Microarray and RNA blot hybridization shows selectivity in rd7/rd7 misregulation of cone-specific transcripts. A, Scatterplot showing the rd7/rd7:rd7/ + abundance ratio for P30 retina transcripts averaged over three independent microarray experiments using the U74Av2 chip from Affymetrix. Abundance ratios are plotted on the x-axis and are stratified by p value on the y-axis. Most transcripts change by less than twofold and are represented by gray circles. Transcripts tested by RNA blotting (C) are represented by red triangles. Additional upregulated transcripts that are also upregulated in Nrl(-/-) retinas (Yoshida et al., 2004) are shown as blue squares, and down regulated transcripts that are also downregulated in Nrl(-/-) retinas (Yoshida et al., 2004) are shown as green squares. Other transcripts with at least a twofold change and a p < 0.05 are shown as black diamonds. We note that several photoreceptor transcripts (e.g., Nr2e3, Cngb3, Pde6c, Pde6h, Arr3) are not represented on the U74Av2 chip. B, Equal quantities of total RNA from 1- to 2-month-old WT (lane 1), rd7/rd7 (lane 2), rd7/+ (lane 3), and a 1:1 mixture of WT and rd7/rd7 (lane 4) retinas hybridized with an Nr2e3 probe. Arrowheads to the right of the Nr2e3 blots in B and C indicate the normal Nr2e3 transcript (bottom arrowhead) and the high-molecular weight variant Nr2e3 transcript (top arrowhead). C, Total RNA from 1- to 2-month-old WT (lane 1), rd7/rd7 (lane 2), and prCAD(-/-) (lane 3) retinas hybridized with the indicated probes. At these ages, the rd7/rd7 and prCAD(-/-) retinas show only a minimal loss of photoreceptors. Dashes to the left of the blots in B and C show the mobilities of the large and small ribosomal RNAs. The asterisks to the right of several blots show the locations of residual hybridization signals from earlier experiments. Exposure times are not matched across blots.

Recorded data:

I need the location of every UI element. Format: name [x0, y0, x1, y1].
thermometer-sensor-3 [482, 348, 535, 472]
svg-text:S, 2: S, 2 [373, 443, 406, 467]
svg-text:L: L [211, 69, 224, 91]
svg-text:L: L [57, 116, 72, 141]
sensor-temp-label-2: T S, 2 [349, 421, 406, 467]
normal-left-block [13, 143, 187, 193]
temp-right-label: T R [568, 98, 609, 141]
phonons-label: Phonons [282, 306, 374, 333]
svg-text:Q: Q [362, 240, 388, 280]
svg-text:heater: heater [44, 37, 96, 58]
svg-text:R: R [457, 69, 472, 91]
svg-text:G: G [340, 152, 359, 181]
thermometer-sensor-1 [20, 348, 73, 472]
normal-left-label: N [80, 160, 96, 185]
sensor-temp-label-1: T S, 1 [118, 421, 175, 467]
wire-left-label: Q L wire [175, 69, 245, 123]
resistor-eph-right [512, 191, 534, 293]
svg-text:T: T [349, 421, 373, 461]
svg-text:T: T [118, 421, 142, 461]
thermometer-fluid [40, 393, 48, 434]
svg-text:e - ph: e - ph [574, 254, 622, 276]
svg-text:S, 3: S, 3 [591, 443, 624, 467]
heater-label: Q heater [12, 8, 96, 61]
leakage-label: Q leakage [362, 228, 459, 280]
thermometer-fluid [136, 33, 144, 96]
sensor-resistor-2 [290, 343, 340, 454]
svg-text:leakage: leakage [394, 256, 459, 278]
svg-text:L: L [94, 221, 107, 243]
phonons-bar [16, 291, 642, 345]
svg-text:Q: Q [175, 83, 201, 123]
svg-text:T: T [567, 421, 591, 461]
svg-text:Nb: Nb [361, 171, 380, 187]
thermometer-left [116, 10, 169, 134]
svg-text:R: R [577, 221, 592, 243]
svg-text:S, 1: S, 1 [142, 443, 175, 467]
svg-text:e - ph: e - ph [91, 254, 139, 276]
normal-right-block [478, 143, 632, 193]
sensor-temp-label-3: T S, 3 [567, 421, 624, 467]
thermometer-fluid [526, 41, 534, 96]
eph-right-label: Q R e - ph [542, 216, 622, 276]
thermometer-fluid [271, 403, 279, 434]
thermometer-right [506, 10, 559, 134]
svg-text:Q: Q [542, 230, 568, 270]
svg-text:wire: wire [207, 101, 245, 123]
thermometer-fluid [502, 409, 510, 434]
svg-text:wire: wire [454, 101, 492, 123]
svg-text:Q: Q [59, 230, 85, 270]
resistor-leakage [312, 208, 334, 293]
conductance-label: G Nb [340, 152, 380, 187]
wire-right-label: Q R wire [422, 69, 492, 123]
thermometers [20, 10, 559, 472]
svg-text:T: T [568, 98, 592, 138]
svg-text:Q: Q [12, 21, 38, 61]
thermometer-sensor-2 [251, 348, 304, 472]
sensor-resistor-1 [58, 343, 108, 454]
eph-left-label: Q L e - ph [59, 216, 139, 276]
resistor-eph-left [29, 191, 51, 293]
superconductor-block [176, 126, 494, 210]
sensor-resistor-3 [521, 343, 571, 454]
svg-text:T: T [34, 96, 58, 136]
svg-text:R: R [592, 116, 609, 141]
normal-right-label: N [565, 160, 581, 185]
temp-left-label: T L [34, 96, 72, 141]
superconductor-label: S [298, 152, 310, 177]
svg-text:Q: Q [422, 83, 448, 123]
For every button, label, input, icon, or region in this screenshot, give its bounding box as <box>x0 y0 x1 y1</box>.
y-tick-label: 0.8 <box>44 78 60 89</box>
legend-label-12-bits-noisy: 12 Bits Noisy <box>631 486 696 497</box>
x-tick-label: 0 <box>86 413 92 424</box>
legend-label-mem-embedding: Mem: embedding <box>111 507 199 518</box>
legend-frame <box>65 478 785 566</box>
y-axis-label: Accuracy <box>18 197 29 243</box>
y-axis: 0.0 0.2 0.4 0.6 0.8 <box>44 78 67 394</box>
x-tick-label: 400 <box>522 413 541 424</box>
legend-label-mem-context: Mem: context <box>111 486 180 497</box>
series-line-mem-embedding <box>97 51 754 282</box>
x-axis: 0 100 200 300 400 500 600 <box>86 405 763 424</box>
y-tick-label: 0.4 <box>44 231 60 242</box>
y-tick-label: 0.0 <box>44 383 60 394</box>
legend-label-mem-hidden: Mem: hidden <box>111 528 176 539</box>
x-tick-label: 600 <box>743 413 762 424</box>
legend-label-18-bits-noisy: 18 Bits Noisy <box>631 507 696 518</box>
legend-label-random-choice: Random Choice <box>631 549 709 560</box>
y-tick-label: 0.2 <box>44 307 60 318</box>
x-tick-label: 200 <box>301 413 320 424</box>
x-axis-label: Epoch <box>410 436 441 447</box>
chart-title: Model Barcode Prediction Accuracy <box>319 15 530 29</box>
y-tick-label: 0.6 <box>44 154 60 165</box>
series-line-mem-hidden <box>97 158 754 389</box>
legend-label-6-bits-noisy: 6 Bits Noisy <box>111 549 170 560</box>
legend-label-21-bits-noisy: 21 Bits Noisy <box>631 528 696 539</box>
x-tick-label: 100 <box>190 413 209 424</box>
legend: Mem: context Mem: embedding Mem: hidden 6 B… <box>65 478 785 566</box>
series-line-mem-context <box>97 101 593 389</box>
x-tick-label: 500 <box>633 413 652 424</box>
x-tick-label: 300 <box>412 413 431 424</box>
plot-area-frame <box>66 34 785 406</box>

Your instructions: From the figure legend, list every marker the scatterplot uses, giving its color and shape and what it represents. The data has no connection to the figure legend.

Written response:
- Gray circles: most transcripts, which change by less than twofold
- Red triangles: transcripts tested by RNA blotting (C)
- Blue squares: additional upregulated transcripts that are also upregulated in Nrl(-/-) retinas
- Green squares: downregulated transcripts that are also downregulated in Nrl(-/-) retinas
- Black diamonds: other transcripts with at least a twofold change and a p < 0.05